MATERIAL SUPPLIED:
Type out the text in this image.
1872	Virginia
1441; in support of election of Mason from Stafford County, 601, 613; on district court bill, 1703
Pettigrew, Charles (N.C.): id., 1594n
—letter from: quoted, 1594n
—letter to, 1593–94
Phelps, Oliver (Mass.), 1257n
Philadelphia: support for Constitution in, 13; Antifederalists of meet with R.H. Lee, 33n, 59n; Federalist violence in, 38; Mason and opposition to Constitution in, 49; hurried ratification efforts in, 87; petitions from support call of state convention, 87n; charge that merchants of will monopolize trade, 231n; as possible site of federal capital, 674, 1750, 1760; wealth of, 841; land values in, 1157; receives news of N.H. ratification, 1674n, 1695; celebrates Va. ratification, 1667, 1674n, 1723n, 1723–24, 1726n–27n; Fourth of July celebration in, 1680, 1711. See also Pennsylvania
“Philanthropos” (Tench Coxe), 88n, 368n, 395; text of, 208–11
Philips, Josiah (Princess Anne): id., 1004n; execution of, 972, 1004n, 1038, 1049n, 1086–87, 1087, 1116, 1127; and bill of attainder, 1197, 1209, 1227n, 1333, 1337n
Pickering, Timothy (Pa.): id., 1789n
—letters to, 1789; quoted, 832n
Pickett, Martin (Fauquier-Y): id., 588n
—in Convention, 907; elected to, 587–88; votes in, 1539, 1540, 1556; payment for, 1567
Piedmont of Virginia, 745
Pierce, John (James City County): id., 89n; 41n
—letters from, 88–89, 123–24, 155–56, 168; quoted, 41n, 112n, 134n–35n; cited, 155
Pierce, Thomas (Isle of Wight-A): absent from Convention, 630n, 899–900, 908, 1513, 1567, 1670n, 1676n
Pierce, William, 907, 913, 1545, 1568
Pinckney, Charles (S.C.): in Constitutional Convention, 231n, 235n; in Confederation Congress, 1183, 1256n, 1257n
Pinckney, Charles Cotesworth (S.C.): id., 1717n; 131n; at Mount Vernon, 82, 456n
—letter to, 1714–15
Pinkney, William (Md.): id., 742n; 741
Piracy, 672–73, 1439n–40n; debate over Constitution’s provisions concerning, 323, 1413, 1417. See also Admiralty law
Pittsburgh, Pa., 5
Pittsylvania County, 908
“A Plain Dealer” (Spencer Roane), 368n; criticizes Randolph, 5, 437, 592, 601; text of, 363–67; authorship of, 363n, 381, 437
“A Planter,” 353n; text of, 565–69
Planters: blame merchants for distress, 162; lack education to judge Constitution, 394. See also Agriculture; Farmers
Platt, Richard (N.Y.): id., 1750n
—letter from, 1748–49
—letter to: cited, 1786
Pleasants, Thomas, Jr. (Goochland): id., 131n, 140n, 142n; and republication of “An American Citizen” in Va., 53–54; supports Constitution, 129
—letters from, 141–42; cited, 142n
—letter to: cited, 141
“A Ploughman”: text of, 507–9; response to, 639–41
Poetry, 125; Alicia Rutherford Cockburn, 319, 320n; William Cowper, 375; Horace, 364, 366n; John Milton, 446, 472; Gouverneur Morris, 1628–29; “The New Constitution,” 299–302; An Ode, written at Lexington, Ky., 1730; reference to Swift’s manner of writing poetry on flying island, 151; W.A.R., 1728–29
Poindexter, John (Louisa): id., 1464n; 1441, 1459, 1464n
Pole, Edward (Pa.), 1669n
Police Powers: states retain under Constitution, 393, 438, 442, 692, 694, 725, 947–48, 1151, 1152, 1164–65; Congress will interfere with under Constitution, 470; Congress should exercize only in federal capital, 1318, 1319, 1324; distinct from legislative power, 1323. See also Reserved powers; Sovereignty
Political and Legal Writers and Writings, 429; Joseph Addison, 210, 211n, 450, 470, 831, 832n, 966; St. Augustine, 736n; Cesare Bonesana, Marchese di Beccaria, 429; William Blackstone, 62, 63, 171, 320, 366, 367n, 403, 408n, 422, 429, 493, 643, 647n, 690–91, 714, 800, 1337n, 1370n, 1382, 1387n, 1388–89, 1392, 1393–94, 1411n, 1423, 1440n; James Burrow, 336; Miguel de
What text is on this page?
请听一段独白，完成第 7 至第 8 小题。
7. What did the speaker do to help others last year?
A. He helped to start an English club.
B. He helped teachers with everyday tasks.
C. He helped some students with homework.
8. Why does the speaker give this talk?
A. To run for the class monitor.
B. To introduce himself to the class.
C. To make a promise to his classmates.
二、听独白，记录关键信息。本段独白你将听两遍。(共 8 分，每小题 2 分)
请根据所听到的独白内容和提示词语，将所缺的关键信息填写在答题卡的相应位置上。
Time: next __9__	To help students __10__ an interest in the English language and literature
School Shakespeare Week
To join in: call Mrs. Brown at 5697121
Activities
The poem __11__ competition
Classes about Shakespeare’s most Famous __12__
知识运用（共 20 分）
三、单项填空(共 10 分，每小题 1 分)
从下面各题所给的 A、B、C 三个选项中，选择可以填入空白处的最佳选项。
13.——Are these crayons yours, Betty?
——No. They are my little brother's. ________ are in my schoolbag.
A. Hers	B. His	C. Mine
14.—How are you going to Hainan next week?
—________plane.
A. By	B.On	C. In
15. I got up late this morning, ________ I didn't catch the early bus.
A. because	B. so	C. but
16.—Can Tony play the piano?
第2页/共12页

EXERCISE PROMPT: List each line of the records that holds the string "Pinckney".

TASK RESPONSE:
Pinckney, Charles (S.C.): in Constitutional Convention, 231n, 235n; in Confederation Congress, 1183, 1256n, 1257n
Pinckney, Charles Cotesworth (S.C.): id., 1717n; 131n; at Mount Vernon, 82, 456n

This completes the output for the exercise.